- PROBLEM TO WORK ON: Quote every line below exactly and skip any picture.

- DATASET CONTENT:
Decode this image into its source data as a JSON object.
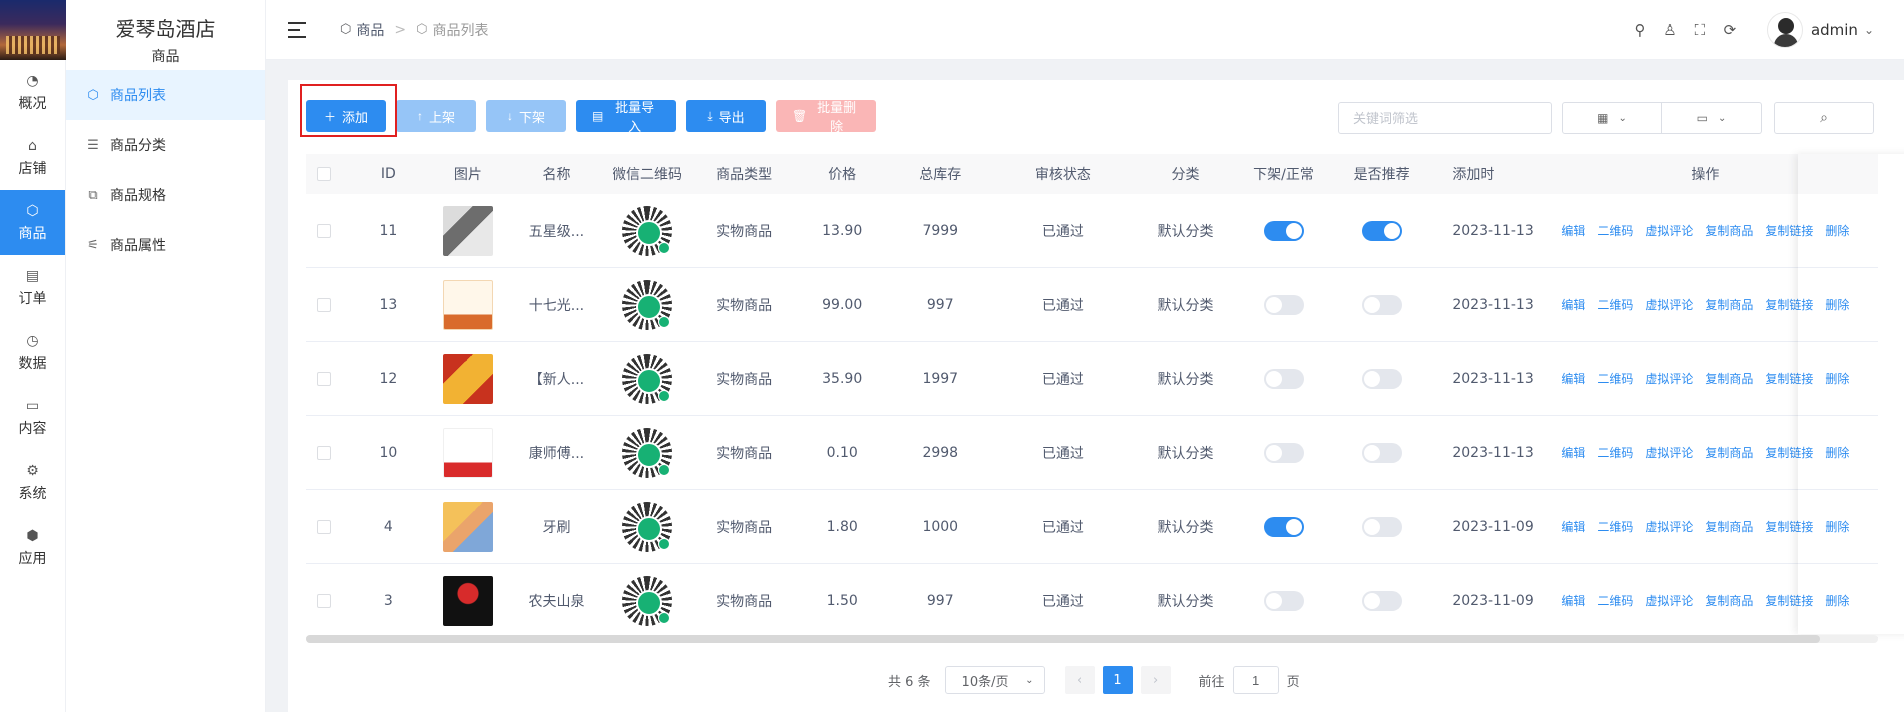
{
  "rail": {
    "items": [
      {
        "icon": "gauge-icon",
        "glyph": "◔",
        "label": "概况"
      },
      {
        "icon": "store-icon",
        "glyph": "⌂",
        "label": "店铺"
      },
      {
        "icon": "cube-icon",
        "glyph": "⬡",
        "label": "商品"
      },
      {
        "icon": "clipboard-icon",
        "glyph": "▤",
        "label": "订单"
      },
      {
        "icon": "pie-chart-icon",
        "glyph": "◷",
        "label": "数据"
      },
      {
        "icon": "folder-icon",
        "glyph": "▭",
        "label": "内容"
      },
      {
        "icon": "gear-icon",
        "glyph": "⚙",
        "label": "系统"
      },
      {
        "icon": "package-icon",
        "glyph": "⬢",
        "label": "应用"
      }
    ],
    "active_index": 2
  },
  "submenu": {
    "store_name": "爱琴岛酒店",
    "section": "商品",
    "items": [
      {
        "label": "商品列表",
        "glyph": "⬡"
      },
      {
        "label": "商品分类",
        "glyph": "☰"
      },
      {
        "label": "商品规格",
        "glyph": "⧉"
      },
      {
        "label": "商品属性",
        "glyph": "⚟"
      }
    ]
  },
  "header": {
    "breadcrumb": {
      "parent": "商品",
      "separator": ">",
      "current": "商品列表"
    },
    "username": "admin"
  },
  "toolbar": {
    "add": "添加",
    "on_shelf": "上架",
    "off_shelf": "下架",
    "batch_import": "批量导入",
    "export": "导出",
    "batch_delete": "批量删除"
  },
  "filters": {
    "keyword_placeholder": "关键词筛选"
  },
  "table": {
    "headers": {
      "id": "ID",
      "image": "图片",
      "name": "名称",
      "qr": "微信二维码",
      "type": "商品类型",
      "price": "价格",
      "stock": "总库存",
      "audit": "审核状态",
      "category": "分类",
      "onoff": "下架/正常",
      "recommend": "是否推荐",
      "added": "添加时",
      "ops": "操作"
    },
    "ops": {
      "edit": "编辑",
      "qrcode": "二维码",
      "fake_review": "虚拟评论",
      "copy_product": "复制商品",
      "copy_link": "复制链接",
      "delete": "删除"
    },
    "rows": [
      {
        "id": "11",
        "name": "五星级...",
        "type": "实物商品",
        "price": "13.90",
        "stock": "7999",
        "audit": "已通过",
        "category": "默认分类",
        "on": true,
        "rec": true,
        "date": "2023-11-13"
      },
      {
        "id": "13",
        "name": "十七光...",
        "type": "实物商品",
        "price": "99.00",
        "stock": "997",
        "audit": "已通过",
        "category": "默认分类",
        "on": false,
        "rec": false,
        "date": "2023-11-13"
      },
      {
        "id": "12",
        "name": "【新人...",
        "type": "实物商品",
        "price": "35.90",
        "stock": "1997",
        "audit": "已通过",
        "category": "默认分类",
        "on": false,
        "rec": false,
        "date": "2023-11-13"
      },
      {
        "id": "10",
        "name": "康师傅...",
        "type": "实物商品",
        "price": "0.10",
        "stock": "2998",
        "audit": "已通过",
        "category": "默认分类",
        "on": false,
        "rec": false,
        "date": "2023-11-13"
      },
      {
        "id": "4",
        "name": "牙刷",
        "type": "实物商品",
        "price": "1.80",
        "stock": "1000",
        "audit": "已通过",
        "category": "默认分类",
        "on": true,
        "rec": false,
        "date": "2023-11-09"
      },
      {
        "id": "3",
        "name": "农夫山泉",
        "type": "实物商品",
        "price": "1.50",
        "stock": "997",
        "audit": "已通过",
        "category": "默认分类",
        "on": false,
        "rec": false,
        "date": "2023-11-09"
      }
    ]
  },
  "pagination": {
    "total": "共 6 条",
    "page_size": "10条/页",
    "current_page": "1",
    "goto_prefix": "前往",
    "goto_value": "1",
    "goto_suffix": "页"
  }
}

- ANSWER TO THE EXERCISE:
Decode this image into its source data as a JSON object.
{
  "rail": {
    "items": [
      {
        "icon": "gauge-icon",
        "glyph": "◔",
        "label": "概况"
      },
      {
        "icon": "store-icon",
        "glyph": "⌂",
        "label": "店铺"
      },
      {
        "icon": "cube-icon",
        "glyph": "⬡",
        "label": "商品"
      },
      {
        "icon": "clipboard-icon",
        "glyph": "▤",
        "label": "订单"
      },
      {
        "icon": "pie-chart-icon",
        "glyph": "◷",
        "label": "数据"
      },
      {
        "icon": "folder-icon",
        "glyph": "▭",
        "label": "内容"
      },
      {
        "icon": "gear-icon",
        "glyph": "⚙",
        "label": "系统"
      },
      {
        "icon": "package-icon",
        "glyph": "⬢",
        "label": "应用"
      }
    ],
    "active_index": 2
  },
  "submenu": {
    "store_name": "爱琴岛酒店",
    "section": "商品",
    "items": [
      {
        "label": "商品列表",
        "glyph": "⬡"
      },
      {
        "label": "商品分类",
        "glyph": "☰"
      },
      {
        "label": "商品规格",
        "glyph": "⧉"
      },
      {
        "label": "商品属性",
        "glyph": "⚟"
      }
    ]
  },
  "header": {
    "breadcrumb": {
      "parent": "商品",
      "separator": ">",
      "current": "商品列表"
    },
    "username": "admin"
  },
  "toolbar": {
    "add": "添加",
    "on_shelf": "上架",
    "off_shelf": "下架",
    "batch_import": "批量导入",
    "export": "导出",
    "batch_delete": "批量删除"
  },
  "filters": {
    "keyword_placeholder": "关键词筛选"
  },
  "table": {
    "headers": {
      "id": "ID",
      "image": "图片",
      "name": "名称",
      "qr": "微信二维码",
      "type": "商品类型",
      "price": "价格",
      "stock": "总库存",
      "audit": "审核状态",
      "category": "分类",
      "onoff": "下架/正常",
      "recommend": "是否推荐",
      "added": "添加时",
      "ops": "操作"
    },
    "ops": {
      "edit": "编辑",
      "qrcode": "二维码",
      "fake_review": "虚拟评论",
      "copy_product": "复制商品",
      "copy_link": "复制链接",
      "delete": "删除"
    },
    "rows": [
      {
        "id": "11",
        "name": "五星级...",
        "type": "实物商品",
        "price": "13.90",
        "stock": "7999",
        "audit": "已通过",
        "category": "默认分类",
        "on": true,
        "rec": true,
        "date": "2023-11-13"
      },
      {
        "id": "13",
        "name": "十七光...",
        "type": "实物商品",
        "price": "99.00",
        "stock": "997",
        "audit": "已通过",
        "category": "默认分类",
        "on": false,
        "rec": false,
        "date": "2023-11-13"
      },
      {
        "id": "12",
        "name": "【新人...",
        "type": "实物商品",
        "price": "35.90",
        "stock": "1997",
        "audit": "已通过",
        "category": "默认分类",
        "on": false,
        "rec": false,
        "date": "2023-11-13"
      },
      {
        "id": "10",
        "name": "康师傅...",
        "type": "实物商品",
        "price": "0.10",
        "stock": "2998",
        "audit": "已通过",
        "category": "默认分类",
        "on": false,
        "rec": false,
        "date": "2023-11-13"
      },
      {
        "id": "4",
        "name": "牙刷",
        "type": "实物商品",
        "price": "1.80",
        "stock": "1000",
        "audit": "已通过",
        "category": "默认分类",
        "on": true,
        "rec": false,
        "date": "2023-11-09"
      },
      {
        "id": "3",
        "name": "农夫山泉",
        "type": "实物商品",
        "price": "1.50",
        "stock": "997",
        "audit": "已通过",
        "category": "默认分类",
        "on": false,
        "rec": false,
        "date": "2023-11-09"
      }
    ]
  },
  "pagination": {
    "total": "共 6 条",
    "page_size": "10条/页",
    "current_page": "1",
    "goto_prefix": "前往",
    "goto_value": "1",
    "goto_suffix": "页"
  }
}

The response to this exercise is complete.